## START

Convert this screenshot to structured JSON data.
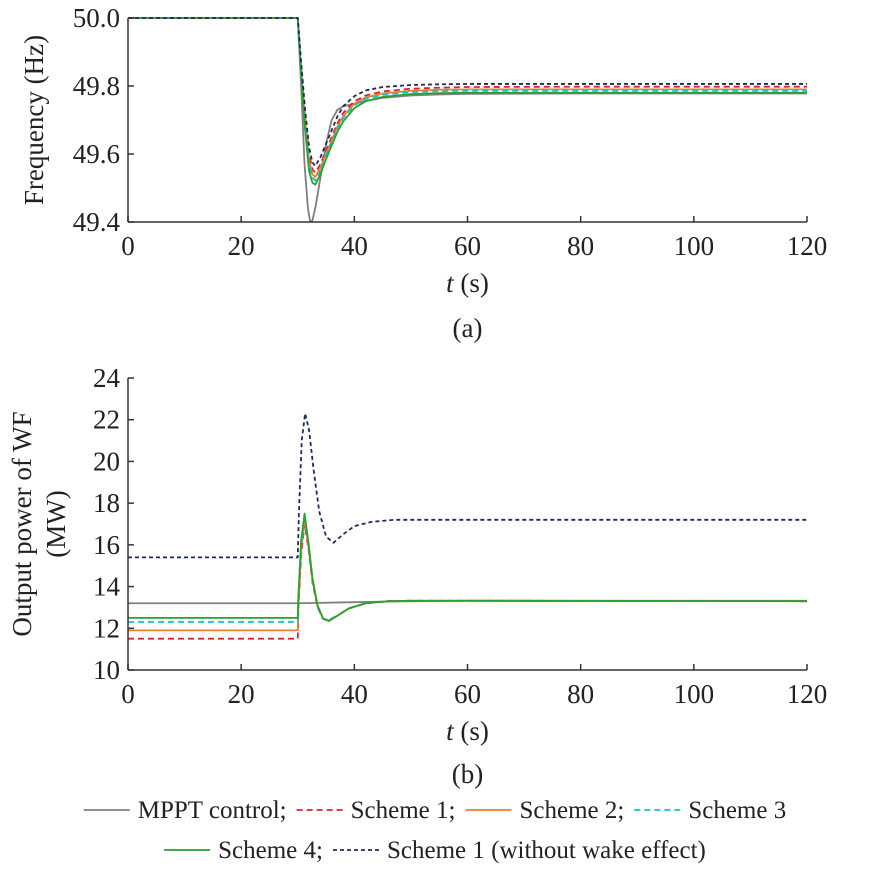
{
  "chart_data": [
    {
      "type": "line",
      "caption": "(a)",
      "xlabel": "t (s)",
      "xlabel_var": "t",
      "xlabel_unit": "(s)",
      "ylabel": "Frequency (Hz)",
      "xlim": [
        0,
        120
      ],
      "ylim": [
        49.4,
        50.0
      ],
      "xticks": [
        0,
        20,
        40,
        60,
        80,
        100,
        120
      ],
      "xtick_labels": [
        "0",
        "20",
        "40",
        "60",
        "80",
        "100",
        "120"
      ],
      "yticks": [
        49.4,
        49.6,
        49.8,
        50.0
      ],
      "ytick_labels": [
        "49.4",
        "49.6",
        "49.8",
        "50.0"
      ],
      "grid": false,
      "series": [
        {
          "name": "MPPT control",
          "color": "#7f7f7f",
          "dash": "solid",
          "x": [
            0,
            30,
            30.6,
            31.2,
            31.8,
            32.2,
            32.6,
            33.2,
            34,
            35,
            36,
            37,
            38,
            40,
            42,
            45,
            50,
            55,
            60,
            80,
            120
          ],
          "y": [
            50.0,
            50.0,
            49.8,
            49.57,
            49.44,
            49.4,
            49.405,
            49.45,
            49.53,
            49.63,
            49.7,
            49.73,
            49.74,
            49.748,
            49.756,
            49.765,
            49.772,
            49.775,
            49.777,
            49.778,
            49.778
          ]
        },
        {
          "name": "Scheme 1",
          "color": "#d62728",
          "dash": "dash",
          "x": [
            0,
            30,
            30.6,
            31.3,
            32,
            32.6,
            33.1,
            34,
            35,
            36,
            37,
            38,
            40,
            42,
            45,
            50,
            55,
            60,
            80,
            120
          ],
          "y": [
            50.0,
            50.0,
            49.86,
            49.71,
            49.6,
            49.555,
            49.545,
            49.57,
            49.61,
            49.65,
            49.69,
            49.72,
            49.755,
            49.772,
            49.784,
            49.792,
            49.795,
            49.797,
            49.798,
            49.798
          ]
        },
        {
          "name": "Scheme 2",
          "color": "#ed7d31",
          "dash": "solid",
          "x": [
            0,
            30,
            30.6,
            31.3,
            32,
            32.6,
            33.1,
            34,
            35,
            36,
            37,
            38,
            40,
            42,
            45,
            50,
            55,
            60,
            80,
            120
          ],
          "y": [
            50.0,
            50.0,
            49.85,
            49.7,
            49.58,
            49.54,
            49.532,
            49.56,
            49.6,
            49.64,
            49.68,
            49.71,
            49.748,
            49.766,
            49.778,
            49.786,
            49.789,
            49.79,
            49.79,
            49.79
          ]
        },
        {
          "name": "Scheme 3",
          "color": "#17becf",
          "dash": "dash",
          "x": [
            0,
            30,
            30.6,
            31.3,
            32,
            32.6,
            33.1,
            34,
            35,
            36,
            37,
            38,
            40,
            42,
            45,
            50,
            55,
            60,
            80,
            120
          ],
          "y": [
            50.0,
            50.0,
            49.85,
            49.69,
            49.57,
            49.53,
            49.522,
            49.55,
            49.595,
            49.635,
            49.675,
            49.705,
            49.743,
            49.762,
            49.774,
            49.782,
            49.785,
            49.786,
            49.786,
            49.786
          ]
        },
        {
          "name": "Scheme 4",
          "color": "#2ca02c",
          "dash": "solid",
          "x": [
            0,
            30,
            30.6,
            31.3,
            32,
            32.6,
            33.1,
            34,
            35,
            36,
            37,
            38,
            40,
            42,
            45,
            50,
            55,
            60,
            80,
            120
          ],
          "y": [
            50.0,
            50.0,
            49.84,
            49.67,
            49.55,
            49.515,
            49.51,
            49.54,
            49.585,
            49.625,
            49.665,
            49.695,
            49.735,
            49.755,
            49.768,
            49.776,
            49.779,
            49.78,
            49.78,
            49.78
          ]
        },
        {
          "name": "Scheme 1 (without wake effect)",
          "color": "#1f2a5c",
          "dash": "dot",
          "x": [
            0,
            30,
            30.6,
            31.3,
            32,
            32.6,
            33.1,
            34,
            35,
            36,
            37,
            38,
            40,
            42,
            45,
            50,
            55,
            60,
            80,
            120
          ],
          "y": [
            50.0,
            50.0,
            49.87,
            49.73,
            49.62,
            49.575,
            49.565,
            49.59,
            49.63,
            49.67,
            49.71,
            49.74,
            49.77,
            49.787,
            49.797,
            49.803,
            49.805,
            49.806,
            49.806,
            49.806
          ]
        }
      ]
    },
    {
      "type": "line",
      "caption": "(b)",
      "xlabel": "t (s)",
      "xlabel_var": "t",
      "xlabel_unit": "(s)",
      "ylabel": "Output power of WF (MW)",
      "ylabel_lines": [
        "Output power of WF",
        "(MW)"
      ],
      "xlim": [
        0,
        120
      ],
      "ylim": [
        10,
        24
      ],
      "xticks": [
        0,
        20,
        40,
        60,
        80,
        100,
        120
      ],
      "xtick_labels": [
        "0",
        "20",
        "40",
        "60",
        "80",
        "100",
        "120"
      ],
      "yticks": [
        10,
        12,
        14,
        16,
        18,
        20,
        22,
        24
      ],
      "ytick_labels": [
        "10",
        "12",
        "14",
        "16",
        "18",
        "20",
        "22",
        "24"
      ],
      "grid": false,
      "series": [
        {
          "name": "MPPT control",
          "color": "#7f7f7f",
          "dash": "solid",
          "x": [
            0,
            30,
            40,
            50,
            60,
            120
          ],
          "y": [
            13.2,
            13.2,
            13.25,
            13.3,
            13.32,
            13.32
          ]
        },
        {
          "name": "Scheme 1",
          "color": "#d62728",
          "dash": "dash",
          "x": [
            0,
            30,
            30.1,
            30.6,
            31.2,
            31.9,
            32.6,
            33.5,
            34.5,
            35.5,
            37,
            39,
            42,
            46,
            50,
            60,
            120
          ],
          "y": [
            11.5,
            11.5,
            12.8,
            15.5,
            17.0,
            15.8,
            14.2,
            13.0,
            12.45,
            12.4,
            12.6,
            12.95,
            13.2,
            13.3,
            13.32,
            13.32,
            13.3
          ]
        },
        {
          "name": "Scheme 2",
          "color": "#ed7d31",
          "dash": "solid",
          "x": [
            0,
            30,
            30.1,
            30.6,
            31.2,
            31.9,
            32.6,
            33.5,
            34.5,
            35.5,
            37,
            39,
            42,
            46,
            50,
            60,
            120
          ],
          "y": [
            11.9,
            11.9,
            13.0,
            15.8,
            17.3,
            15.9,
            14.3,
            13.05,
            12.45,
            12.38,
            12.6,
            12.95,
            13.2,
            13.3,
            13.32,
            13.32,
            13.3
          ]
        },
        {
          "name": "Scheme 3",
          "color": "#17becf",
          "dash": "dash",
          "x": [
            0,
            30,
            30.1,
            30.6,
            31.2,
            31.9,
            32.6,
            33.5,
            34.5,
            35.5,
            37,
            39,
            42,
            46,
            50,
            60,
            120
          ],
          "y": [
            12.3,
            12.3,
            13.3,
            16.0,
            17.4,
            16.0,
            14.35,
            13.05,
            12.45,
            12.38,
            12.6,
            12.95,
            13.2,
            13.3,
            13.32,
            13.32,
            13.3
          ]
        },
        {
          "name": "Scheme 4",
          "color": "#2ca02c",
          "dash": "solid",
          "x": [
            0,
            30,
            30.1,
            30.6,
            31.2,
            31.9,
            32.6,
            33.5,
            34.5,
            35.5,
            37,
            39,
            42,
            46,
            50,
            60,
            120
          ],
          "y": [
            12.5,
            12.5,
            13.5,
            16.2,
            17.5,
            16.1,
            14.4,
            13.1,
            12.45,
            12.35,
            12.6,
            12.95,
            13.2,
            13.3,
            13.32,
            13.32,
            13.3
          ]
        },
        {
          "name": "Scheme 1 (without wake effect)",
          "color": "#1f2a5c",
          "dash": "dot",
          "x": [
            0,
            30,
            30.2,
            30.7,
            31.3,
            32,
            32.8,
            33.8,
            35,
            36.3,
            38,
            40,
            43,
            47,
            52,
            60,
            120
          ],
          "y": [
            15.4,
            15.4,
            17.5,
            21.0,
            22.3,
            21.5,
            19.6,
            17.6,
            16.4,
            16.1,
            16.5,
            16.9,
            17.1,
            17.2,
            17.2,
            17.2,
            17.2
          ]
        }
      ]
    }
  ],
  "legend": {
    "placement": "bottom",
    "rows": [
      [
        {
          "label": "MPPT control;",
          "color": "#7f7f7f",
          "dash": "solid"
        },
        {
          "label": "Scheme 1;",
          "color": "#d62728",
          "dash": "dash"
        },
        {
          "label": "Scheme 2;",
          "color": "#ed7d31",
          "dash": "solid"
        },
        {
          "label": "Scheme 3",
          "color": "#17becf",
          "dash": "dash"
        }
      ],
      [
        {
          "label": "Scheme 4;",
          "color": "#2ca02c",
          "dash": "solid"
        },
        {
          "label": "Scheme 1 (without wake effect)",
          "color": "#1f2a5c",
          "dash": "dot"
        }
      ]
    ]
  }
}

## END
## START

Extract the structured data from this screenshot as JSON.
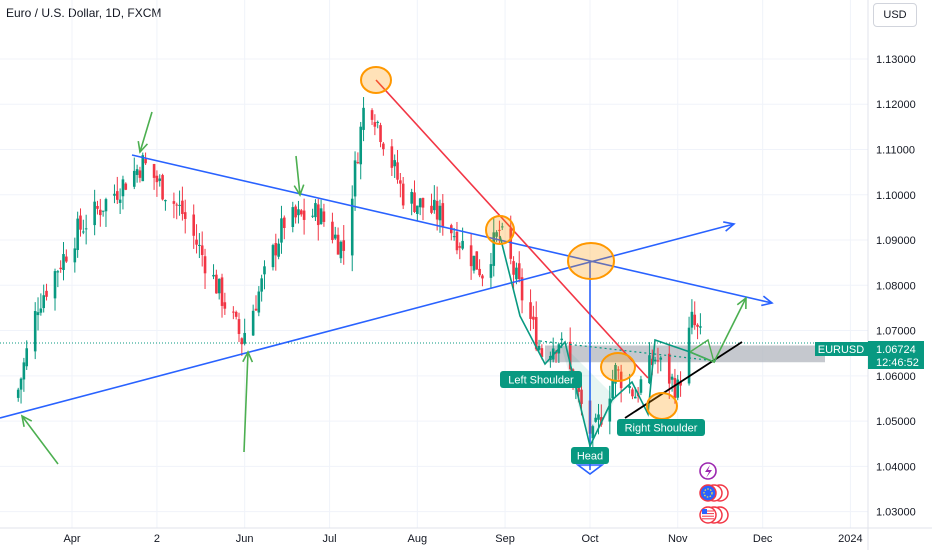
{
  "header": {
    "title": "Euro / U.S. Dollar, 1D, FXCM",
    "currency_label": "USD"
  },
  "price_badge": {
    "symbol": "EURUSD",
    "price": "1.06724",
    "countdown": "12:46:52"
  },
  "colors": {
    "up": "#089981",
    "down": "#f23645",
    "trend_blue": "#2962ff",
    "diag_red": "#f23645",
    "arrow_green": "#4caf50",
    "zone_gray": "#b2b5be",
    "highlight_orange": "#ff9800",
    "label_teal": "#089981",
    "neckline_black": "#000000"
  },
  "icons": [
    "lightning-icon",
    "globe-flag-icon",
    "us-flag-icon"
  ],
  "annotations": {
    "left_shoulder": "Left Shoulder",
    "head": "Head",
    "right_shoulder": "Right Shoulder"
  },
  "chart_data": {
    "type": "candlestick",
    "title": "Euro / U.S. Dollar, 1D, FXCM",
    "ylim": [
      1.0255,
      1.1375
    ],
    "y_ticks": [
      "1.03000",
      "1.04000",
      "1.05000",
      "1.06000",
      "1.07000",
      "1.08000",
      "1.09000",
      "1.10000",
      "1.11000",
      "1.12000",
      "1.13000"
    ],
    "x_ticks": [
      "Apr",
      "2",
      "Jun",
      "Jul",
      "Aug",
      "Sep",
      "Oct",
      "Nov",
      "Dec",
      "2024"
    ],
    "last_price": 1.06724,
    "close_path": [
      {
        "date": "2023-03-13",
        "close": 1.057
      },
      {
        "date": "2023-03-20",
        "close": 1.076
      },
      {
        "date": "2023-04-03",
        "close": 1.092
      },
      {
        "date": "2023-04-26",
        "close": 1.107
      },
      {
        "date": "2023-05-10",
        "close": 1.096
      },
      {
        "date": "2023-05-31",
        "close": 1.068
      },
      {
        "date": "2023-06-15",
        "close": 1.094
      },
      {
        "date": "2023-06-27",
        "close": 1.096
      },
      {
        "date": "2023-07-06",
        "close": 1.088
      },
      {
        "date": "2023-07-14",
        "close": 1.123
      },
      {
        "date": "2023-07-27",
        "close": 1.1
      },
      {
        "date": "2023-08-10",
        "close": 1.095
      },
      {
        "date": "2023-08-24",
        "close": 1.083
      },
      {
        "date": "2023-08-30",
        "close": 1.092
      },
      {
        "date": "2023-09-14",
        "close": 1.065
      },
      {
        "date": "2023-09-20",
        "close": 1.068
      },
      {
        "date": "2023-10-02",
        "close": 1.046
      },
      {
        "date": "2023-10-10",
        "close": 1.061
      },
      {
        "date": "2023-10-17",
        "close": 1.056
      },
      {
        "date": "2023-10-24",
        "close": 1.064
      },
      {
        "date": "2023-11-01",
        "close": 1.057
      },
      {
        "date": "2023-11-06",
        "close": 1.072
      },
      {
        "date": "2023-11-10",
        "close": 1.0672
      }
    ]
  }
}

## END

* **Exercise objective**:
For each line in the data above that contains the string "structured", extract the line.

* **Solution to this exercise**:
Convert this screenshot to structured JSON data.
Extract the structured data from this screenshot as JSON.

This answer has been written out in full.